TASK TO COMPLETE: Using the entries below, transcribe exactly the line containing "What text is on this page?" and each line that follows it to the end.

PROVIDED DATA:
---------------

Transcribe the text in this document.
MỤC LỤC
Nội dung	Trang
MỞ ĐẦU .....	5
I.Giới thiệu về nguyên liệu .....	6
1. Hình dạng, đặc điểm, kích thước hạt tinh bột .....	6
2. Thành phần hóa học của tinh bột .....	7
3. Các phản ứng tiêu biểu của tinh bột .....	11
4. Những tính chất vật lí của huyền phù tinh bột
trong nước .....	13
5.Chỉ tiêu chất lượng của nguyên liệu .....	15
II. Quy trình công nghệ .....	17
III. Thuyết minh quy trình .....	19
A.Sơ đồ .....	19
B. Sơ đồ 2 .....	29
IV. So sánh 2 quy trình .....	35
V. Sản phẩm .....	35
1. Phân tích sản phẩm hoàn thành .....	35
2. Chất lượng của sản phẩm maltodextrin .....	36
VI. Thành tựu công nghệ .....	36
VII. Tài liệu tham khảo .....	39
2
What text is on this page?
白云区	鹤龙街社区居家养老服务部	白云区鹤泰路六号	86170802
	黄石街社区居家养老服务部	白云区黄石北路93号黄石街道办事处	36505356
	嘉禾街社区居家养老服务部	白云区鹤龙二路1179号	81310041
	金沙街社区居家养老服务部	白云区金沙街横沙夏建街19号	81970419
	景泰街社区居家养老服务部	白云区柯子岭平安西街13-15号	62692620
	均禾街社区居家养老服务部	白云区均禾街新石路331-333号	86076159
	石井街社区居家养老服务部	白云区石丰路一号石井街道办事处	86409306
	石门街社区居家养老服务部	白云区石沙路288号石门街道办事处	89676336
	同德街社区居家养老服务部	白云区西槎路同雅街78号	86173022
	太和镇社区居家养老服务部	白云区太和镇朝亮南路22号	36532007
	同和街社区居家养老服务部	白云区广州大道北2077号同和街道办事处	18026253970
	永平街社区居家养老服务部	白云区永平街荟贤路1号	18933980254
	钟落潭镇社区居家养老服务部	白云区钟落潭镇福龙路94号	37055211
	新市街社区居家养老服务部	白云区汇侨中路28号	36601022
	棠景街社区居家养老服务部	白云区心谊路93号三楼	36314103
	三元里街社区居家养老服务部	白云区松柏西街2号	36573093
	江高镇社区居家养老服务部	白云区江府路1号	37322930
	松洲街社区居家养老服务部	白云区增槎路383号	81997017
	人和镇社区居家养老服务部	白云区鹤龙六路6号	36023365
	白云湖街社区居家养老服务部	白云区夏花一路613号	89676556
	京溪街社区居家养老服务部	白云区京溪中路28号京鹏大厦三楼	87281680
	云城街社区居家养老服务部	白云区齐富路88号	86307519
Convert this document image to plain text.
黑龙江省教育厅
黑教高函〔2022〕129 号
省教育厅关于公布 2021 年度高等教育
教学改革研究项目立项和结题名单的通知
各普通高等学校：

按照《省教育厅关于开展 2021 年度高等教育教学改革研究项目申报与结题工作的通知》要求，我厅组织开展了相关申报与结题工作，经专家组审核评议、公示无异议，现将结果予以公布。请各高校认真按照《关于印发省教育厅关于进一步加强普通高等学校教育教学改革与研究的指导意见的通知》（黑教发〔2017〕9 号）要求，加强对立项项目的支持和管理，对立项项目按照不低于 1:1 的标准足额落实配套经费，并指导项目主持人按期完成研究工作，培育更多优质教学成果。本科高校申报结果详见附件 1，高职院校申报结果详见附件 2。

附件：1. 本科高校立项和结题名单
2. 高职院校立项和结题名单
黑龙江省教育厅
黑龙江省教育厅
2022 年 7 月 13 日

---------------

THE COMPLETED TASK:
What text is on this page?
白云区	鹤龙街社区居家养老服务部	白云区鹤泰路六号	86170802
	黄石街社区居家养老服务部	白云区黄石北路93号黄石街道办事处	36505356
	嘉禾街社区居家养老服务部	白云区鹤龙二路1179号	81310041
	金沙街社区居家养老服务部	白云区金沙街横沙夏建街19号	81970419
	景泰街社区居家养老服务部	白云区柯子岭平安西街13-15号	62692620
	均禾街社区居家养老服务部	白云区均禾街新石路331-333号	86076159
	石井街社区居家养老服务部	白云区石丰路一号石井街道办事处	86409306
	石门街社区居家养老服务部	白云区石沙路288号石门街道办事处	89676336
	同德街社区居家养老服务部	白云区西槎路同雅街78号	86173022
	太和镇社区居家养老服务部	白云区太和镇朝亮南路22号	36532007
	同和街社区居家养老服务部	白云区广州大道北2077号同和街道办事处	18026253970
	永平街社区居家养老服务部	白云区永平街荟贤路1号	18933980254
	钟落潭镇社区居家养老服务部	白云区钟落潭镇福龙路94号	37055211
	新市街社区居家养老服务部	白云区汇侨中路28号	36601022
	棠景街社区居家养老服务部	白云区心谊路93号三楼	36314103
	三元里街社区居家养老服务部	白云区松柏西街2号	36573093
	江高镇社区居家养老服务部	白云区江府路1号	37322930
	松洲街社区居家养老服务部	白云区增槎路383号	81997017
	人和镇社区居家养老服务部	白云区鹤龙六路6号	36023365
	白云湖街社区居家养老服务部	白云区夏花一路613号	89676556
	京溪街社区居家养老服务部	白云区京溪中路28号京鹏大厦三楼	87281680
	云城街社区居家养老服务部	白云区齐富路88号	86307519
Convert this document image to plain text.
黑龙江省教育厅
黑教高函〔2022〕129 号
省教育厅关于公布 2021 年度高等教育
教学改革研究项目立项和结题名单的通知
各普通高等学校：

按照《省教育厅关于开展 2021 年度高等教育教学改革研究项目申报与结题工作的通知》要求，我厅组织开展了相关申报与结题工作，经专家组审核评议、公示无异议，现将结果予以公布。请各高校认真按照《关于印发省教育厅关于进一步加强普通高等学校教育教学改革与研究的指导意见的通知》（黑教发〔2017〕9 号）要求，加强对立项项目的支持和管理，对立项项目按照不低于 1:1 的标准足额落实配套经费，并指导项目主持人按期完成研究工作，培育更多优质教学成果。本科高校申报结果详见附件 1，高职院校申报结果详见附件 2。

附件：1. 本科高校立项和结题名单
2. 高职院校立项和结题名单
黑龙江省教育厅
黑龙江省教育厅
2022 年 7 月 13 日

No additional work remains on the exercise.